C'est par manque de temps que je ne peut me reférer qu'a la situation au sein de ma boite... Les esprits sont frileux et durs à changer mais ça bouge doucement je ne desépère pas de remplacer de quelques stations de travail d'ici le début de l'année prochaine pourquoi pas avec Gentoo Linux 1.4 d'ailleurs...

 *meyerm wrote:*   

> 
> 
> Et plus en plus, les petite serveurs avec Windows sont replacer avec Linux
> 
> 

 

Pour les petits serveurs s'est de plus en plus vrai d'ailleurs je vais remplacer le prochain bientôt (sous Windows 2000) avec Gentoo Linux mais sur la pluplart des serveurs tournes souvent des progiciels qui ne fonctionnent que sous Windows et les concepteurs de ces progiciels ne sont pas prêts à faire l'effort de porter leurs solutions sous Linux.

Et je te pardonne pour ton français : certains de mes concitoyens n'écrivent pas mieux...

----------

## fmalabre

 *meyerm wrote:*   

> (En Allemange il-y-a encore beaucoup des serveurs sur Unix (mais trop beaucoup sur Windows naturellement ). Et plus en plus, les petite serveurs avec Windows sont replacer avec Linux dans beaucoup des entreprises. Le Bundestag est en train de replacer toute leurs serverus avec Linux. 
> 
> Je suis tres sur, que c'est (ou vas etre) le meme en France et dans toute la UE (union europeene?)  - Que pense-tu?)

 

Le gouvernament allemand finance des projets sous KDE, par exemple le projet Krougware (dis moi si je me trompe).

--- ENTRÉES LISTÉES ---
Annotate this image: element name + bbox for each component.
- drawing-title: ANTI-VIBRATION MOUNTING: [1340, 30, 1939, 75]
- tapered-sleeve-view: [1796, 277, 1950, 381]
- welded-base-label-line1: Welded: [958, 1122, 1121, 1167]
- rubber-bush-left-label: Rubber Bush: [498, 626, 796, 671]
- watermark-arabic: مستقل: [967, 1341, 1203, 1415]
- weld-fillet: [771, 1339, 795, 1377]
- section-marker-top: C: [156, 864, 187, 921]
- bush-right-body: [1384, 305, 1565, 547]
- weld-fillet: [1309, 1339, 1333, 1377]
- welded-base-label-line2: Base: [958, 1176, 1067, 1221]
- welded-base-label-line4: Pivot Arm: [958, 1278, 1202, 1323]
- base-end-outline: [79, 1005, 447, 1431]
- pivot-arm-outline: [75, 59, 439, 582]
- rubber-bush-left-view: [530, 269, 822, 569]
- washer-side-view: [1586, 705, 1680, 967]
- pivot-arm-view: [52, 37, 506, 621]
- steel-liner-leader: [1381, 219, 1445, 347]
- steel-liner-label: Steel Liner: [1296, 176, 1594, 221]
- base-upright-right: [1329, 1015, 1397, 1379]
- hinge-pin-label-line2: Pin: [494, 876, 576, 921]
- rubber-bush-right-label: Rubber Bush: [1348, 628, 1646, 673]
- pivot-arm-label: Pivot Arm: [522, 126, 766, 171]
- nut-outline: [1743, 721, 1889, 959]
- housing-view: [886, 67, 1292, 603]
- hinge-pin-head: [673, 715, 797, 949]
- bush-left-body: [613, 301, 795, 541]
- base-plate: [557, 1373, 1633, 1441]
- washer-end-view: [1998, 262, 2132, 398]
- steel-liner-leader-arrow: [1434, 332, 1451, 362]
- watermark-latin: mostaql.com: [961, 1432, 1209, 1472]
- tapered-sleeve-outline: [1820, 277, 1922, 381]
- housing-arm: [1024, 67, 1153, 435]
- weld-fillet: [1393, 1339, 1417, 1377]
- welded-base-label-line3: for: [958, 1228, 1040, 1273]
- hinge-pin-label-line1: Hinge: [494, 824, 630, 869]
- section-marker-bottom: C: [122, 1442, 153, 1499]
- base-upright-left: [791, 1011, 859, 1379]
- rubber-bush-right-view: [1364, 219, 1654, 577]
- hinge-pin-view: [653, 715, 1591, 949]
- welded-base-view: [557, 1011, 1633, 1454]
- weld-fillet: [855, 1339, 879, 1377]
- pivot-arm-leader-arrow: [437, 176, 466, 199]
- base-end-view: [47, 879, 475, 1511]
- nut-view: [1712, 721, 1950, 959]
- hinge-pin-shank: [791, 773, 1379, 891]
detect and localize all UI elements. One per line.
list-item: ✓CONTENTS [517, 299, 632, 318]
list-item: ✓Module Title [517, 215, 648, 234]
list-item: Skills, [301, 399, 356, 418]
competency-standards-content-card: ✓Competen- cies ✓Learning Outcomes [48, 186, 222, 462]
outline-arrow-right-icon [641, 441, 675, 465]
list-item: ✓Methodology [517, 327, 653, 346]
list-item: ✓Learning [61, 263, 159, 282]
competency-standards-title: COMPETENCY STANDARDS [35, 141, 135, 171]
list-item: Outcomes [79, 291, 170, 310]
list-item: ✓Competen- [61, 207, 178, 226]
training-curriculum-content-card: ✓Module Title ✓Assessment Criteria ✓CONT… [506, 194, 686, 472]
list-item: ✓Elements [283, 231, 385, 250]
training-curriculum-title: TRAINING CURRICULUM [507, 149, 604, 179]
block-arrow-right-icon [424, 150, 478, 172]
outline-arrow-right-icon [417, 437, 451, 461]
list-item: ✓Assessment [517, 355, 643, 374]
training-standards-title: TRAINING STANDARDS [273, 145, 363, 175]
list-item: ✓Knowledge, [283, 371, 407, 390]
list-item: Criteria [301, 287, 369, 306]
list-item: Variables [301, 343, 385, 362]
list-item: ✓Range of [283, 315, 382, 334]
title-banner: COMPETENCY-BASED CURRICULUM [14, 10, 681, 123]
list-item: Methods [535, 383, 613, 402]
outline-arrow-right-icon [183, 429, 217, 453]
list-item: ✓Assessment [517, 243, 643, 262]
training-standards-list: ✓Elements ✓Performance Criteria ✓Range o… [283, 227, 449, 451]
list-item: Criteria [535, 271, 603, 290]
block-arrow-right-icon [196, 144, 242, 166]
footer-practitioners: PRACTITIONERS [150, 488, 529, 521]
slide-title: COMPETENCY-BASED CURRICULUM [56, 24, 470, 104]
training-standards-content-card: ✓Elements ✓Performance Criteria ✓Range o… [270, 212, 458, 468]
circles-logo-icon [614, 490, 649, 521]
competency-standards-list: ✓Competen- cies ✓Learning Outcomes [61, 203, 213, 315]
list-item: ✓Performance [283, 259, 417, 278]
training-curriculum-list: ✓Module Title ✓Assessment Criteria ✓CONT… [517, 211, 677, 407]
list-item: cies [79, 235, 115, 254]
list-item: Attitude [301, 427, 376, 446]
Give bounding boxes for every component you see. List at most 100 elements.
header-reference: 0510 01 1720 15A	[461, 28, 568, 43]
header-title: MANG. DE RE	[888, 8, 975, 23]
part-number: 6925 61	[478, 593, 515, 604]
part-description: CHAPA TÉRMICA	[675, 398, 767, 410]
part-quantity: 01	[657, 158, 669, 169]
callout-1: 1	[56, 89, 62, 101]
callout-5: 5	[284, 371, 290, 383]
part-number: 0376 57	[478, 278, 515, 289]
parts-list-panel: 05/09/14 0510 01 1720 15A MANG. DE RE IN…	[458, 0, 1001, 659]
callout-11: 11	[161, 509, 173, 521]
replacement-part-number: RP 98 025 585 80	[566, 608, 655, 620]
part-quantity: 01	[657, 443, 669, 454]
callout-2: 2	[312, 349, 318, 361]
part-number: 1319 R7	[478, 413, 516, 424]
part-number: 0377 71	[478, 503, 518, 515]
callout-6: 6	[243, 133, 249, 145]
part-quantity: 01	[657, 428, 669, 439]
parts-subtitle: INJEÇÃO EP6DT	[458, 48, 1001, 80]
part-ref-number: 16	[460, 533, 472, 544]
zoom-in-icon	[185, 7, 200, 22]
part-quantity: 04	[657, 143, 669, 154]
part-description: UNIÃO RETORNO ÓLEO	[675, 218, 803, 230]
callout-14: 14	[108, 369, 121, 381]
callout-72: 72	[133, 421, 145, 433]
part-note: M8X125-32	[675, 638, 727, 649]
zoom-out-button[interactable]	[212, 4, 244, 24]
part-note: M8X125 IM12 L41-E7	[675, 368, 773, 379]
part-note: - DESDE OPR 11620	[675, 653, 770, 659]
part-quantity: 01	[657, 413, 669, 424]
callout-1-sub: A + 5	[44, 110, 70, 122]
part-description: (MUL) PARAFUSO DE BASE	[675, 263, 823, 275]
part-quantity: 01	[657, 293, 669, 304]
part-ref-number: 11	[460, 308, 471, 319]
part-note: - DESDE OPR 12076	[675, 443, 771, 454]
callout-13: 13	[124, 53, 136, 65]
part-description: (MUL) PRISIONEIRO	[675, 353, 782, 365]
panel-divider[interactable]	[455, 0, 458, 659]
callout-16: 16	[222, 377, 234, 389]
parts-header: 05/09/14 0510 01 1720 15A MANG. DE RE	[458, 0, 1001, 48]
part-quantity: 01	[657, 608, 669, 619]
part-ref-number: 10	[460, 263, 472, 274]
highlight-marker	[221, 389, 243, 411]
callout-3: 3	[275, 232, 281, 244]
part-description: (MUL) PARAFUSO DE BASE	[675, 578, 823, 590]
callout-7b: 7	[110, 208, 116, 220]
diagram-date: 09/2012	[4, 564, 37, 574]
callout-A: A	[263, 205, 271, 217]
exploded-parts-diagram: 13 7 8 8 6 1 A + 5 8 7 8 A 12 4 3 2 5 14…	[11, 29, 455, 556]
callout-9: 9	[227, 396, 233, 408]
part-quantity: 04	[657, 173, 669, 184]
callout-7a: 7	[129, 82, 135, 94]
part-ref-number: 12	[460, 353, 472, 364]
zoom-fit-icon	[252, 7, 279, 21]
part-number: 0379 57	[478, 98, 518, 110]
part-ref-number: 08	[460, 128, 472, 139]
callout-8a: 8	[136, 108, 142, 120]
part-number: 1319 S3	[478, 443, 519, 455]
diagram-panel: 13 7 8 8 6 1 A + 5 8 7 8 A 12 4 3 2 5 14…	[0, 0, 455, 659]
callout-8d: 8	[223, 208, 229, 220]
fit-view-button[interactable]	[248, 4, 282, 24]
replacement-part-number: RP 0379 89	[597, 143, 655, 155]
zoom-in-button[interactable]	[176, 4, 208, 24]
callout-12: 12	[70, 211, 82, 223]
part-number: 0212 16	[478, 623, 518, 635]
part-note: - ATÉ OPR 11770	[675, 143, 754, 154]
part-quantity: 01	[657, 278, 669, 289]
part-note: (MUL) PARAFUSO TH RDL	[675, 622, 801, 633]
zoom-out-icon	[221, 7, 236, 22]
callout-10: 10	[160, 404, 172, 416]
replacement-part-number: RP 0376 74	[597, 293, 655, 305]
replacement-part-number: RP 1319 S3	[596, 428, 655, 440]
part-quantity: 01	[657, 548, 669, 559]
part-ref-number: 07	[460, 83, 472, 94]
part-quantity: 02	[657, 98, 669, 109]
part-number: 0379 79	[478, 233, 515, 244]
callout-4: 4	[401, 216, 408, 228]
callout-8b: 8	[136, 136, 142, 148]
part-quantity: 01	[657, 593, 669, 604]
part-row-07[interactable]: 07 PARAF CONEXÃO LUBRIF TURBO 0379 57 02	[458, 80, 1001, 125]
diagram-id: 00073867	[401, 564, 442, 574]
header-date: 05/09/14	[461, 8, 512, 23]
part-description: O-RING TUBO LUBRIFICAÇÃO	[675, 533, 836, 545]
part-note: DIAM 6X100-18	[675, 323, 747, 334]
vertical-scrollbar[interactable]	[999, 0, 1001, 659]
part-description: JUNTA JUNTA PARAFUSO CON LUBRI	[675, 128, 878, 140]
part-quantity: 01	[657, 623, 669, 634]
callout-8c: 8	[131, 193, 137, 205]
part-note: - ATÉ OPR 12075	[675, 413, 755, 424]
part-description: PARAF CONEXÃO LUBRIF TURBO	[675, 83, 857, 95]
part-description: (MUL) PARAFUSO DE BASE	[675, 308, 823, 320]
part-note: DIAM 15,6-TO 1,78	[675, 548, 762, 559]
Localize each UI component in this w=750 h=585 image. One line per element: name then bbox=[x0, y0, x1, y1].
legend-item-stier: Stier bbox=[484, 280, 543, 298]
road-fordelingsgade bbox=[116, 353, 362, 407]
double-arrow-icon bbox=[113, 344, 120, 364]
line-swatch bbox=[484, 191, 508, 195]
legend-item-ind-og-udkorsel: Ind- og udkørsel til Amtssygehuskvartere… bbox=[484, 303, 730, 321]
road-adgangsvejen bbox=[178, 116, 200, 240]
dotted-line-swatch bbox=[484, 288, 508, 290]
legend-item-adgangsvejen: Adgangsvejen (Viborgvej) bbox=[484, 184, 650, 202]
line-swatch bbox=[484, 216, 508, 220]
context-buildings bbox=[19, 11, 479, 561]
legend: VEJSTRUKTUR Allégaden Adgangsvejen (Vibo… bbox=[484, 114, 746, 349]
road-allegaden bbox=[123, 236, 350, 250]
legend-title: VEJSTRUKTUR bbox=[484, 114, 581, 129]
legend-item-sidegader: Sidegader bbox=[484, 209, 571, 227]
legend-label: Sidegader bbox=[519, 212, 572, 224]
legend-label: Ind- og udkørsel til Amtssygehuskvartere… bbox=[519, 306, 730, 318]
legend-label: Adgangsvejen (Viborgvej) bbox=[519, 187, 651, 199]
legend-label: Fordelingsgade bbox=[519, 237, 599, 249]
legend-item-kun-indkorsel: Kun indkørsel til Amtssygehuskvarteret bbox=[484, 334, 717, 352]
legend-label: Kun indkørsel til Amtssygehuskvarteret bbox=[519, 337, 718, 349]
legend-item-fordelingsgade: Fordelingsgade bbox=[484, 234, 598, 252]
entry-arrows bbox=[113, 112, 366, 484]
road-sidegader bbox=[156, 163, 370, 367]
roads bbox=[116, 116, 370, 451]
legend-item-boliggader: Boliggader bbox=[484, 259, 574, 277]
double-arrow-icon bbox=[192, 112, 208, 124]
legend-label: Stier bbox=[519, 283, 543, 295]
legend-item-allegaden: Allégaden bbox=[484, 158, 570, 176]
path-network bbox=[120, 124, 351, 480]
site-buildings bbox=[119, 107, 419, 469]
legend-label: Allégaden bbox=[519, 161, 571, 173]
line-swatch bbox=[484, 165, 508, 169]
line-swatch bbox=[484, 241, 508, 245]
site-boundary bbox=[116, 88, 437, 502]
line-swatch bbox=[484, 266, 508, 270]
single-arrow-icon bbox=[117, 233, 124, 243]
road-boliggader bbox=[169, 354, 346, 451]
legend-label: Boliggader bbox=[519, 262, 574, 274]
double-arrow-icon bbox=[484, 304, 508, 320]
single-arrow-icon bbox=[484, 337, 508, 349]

--- À FAIRE ---
A. Recopiez dans la discussion sur Linux le passage qui va de « ## fmalabre » à « je me trompe). ».
B. Citez toutes les familles de systèmes d'exploitation nommées dans la discussion sur Linux, sans les numéros de version.
C. Écrivez la suite de la discussion sur Linux, à partir de sa dernière phrase.

--- RÉPONSES PAR TÂCHE ---
A.
## fmalabre

 *meyerm wrote:*   

> (En Allemange il-y-a encore beaucoup des serveurs sur Unix (mais trop beaucoup sur Windows naturellement ). Et plus en plus, les petite serveurs avec Windows sont replacer avec Linux dans beaucoup des entreprises. Le Bundestag est en train de replacer toute leurs serverus avec Linux. 
> 
> Je suis tres sur, que c'est (ou vas etre) le meme en France et dans toute la UE (union europeene?)  - Que pense-tu?)

 

Le gouvernament allemand finance des projets sous KDE, par exemple le projet Krougware (dis moi si je me trompe).

B. Windows, Linux, Unix

C.
Je pense que le but est de se desangager d'une seule societe, ce qui est un grand risque si jamais ils decidait de changer les prix ou quelque chose comme ca.

En France, les gens etaient tres frilleux dans la boite ou j'ai bosse pour mettre des serveurs sous linux. Peut-etre il y avait un serveur interne avec apache, mais pas plus (compare a plus de 150 serveur Solaris).

Ici a Chicago, ils sont assez frileux aussi, mais j'espere avoir les 2 premiers serveurs Linux bientot, en test, mais j'espere que ce n'est qu'un debut...

----------

## dioxmat

hola, je pars 3 jours des forums francais et voila que je reviens avec plein de message... bon je crois que le courant passe maintenant :)

----------

## fmalabre

Ben, c'est pas mal car maintenant on est juste derriere les allemands et les espagnols.

Trop fort ces Gentoo francais!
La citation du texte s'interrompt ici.